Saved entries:
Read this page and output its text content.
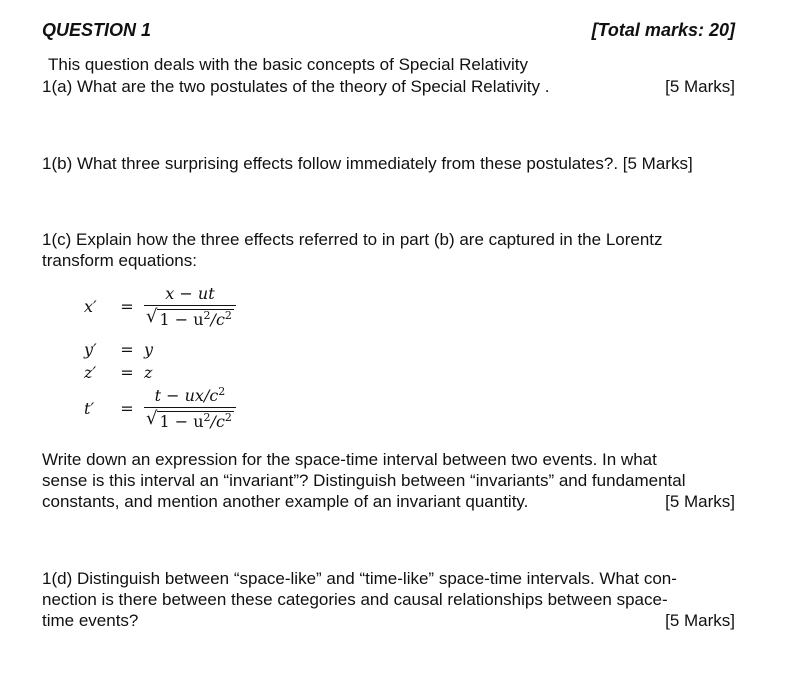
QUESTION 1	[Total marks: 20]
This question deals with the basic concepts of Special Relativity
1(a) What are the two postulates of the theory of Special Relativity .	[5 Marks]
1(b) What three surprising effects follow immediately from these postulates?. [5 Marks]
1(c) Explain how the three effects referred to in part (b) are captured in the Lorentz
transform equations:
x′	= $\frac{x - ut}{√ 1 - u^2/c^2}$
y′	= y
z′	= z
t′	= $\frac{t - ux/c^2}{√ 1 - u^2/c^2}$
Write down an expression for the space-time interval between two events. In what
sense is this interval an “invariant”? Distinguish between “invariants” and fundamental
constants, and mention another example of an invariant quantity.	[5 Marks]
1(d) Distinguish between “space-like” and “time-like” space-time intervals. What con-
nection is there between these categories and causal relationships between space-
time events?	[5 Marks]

SHORT TASK:
Transcribe the listing above verbatim. Omit the pictures.

ANSWER TO THE EXERCISE:
Read this page and output its text content.
QUESTION 1	[Total marks: 20]
This question deals with the basic concepts of Special Relativity
1(a) What are the two postulates of the theory of Special Relativity .	[5 Marks]
1(b) What three surprising effects follow immediately from these postulates?. [5 Marks]
1(c) Explain how the three effects referred to in part (b) are captured in the Lorentz
transform equations:
x′	= $\frac{x - ut}{√ 1 - u^2/c^2}$
y′	= y
z′	= z
t′	= $\frac{t - ux/c^2}{√ 1 - u^2/c^2}$
Write down an expression for the space-time interval between two events. In what
sense is this interval an “invariant”? Distinguish between “invariants” and fundamental
constants, and mention another example of an invariant quantity.	[5 Marks]
1(d) Distinguish between “space-like” and “time-like” space-time intervals. What con-
nection is there between these categories and causal relationships between space-
time events?	[5 Marks]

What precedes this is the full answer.